== Requirement ==
The whole listing below is to be repeated without alteration.

○ ○ ○ ○ ○

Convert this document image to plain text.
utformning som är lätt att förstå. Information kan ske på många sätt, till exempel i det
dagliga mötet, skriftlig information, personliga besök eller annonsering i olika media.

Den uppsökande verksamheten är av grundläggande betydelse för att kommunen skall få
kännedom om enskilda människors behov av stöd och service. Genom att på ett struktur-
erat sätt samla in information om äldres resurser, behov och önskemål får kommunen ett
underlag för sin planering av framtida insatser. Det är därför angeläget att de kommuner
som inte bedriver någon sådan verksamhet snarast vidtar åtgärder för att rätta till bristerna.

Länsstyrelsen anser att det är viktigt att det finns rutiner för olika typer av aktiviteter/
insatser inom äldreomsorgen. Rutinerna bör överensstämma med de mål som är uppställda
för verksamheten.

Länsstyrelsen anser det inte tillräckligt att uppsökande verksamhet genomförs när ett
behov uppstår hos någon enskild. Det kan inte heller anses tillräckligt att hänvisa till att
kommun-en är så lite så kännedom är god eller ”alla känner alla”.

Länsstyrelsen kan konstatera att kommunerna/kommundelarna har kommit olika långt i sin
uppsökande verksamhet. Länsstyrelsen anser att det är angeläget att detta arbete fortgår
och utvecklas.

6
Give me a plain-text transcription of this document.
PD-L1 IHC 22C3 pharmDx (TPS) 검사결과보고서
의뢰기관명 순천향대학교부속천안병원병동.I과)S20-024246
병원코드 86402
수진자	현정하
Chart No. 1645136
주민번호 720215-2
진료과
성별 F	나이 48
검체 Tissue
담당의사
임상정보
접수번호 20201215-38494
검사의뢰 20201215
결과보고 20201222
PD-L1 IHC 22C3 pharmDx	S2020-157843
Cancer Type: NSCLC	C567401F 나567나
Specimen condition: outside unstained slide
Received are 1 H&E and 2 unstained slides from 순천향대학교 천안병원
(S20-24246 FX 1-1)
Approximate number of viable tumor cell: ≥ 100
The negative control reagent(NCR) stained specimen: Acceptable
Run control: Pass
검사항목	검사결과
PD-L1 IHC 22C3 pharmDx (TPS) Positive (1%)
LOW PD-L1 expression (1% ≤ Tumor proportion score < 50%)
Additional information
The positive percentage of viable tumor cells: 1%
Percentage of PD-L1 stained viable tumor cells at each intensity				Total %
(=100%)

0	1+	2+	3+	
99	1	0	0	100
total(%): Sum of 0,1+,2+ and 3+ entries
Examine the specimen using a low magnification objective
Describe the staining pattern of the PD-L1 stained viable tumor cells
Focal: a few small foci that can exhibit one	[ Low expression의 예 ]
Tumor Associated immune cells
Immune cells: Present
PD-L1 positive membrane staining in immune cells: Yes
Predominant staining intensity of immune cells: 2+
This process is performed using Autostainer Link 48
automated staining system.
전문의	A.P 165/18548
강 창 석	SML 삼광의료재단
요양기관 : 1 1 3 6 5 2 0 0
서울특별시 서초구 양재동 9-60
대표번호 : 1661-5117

○ ○ ○ ○ ○

== Output for this task ==
Convert this document image to plain text.
utformning som är lätt att förstå. Information kan ske på många sätt, till exempel i det
dagliga mötet, skriftlig information, personliga besök eller annonsering i olika media.

Den uppsökande verksamheten är av grundläggande betydelse för att kommunen skall få
kännedom om enskilda människors behov av stöd och service. Genom att på ett struktur-
erat sätt samla in information om äldres resurser, behov och önskemål får kommunen ett
underlag för sin planering av framtida insatser. Det är därför angeläget att de kommuner
som inte bedriver någon sådan verksamhet snarast vidtar åtgärder för att rätta till bristerna.

Länsstyrelsen anser att det är viktigt att det finns rutiner för olika typer av aktiviteter/
insatser inom äldreomsorgen. Rutinerna bör överensstämma med de mål som är uppställda
för verksamheten.

Länsstyrelsen anser det inte tillräckligt att uppsökande verksamhet genomförs när ett
behov uppstår hos någon enskild. Det kan inte heller anses tillräckligt att hänvisa till att
kommun-en är så lite så kännedom är god eller ”alla känner alla”.

Länsstyrelsen kan konstatera att kommunerna/kommundelarna har kommit olika långt i sin
uppsökande verksamhet. Länsstyrelsen anser att det är angeläget att detta arbete fortgår
och utvecklas.

6
Give me a plain-text transcription of this document.
PD-L1 IHC 22C3 pharmDx (TPS) 검사결과보고서
의뢰기관명 순천향대학교부속천안병원병동.I과)S20-024246
병원코드 86402
수진자	현정하
Chart No. 1645136
주민번호 720215-2
진료과
성별 F	나이 48
검체 Tissue
담당의사
임상정보
접수번호 20201215-38494
검사의뢰 20201215
결과보고 20201222
PD-L1 IHC 22C3 pharmDx	S2020-157843
Cancer Type: NSCLC	C567401F 나567나
Specimen condition: outside unstained slide
Received are 1 H&E and 2 unstained slides from 순천향대학교 천안병원
(S20-24246 FX 1-1)
Approximate number of viable tumor cell: ≥ 100
The negative control reagent(NCR) stained specimen: Acceptable
Run control: Pass
검사항목	검사결과
PD-L1 IHC 22C3 pharmDx (TPS) Positive (1%)
LOW PD-L1 expression (1% ≤ Tumor proportion score < 50%)
Additional information
The positive percentage of viable tumor cells: 1%
Percentage of PD-L1 stained viable tumor cells at each intensity				Total %
(=100%)

0	1+	2+	3+	
99	1	0	0	100
total(%): Sum of 0,1+,2+ and 3+ entries
Examine the specimen using a low magnification objective
Describe the staining pattern of the PD-L1 stained viable tumor cells
Focal: a few small foci that can exhibit one	[ Low expression의 예 ]
Tumor Associated immune cells
Immune cells: Present
PD-L1 positive membrane staining in immune cells: Yes
Predominant staining intensity of immune cells: 2+
This process is performed using Autostainer Link 48
automated staining system.
전문의	A.P 165/18548
강 창 석	SML 삼광의료재단
요양기관 : 1 1 3 6 5 2 0 0
서울특별시 서초구 양재동 9-60
대표번호 : 1661-5117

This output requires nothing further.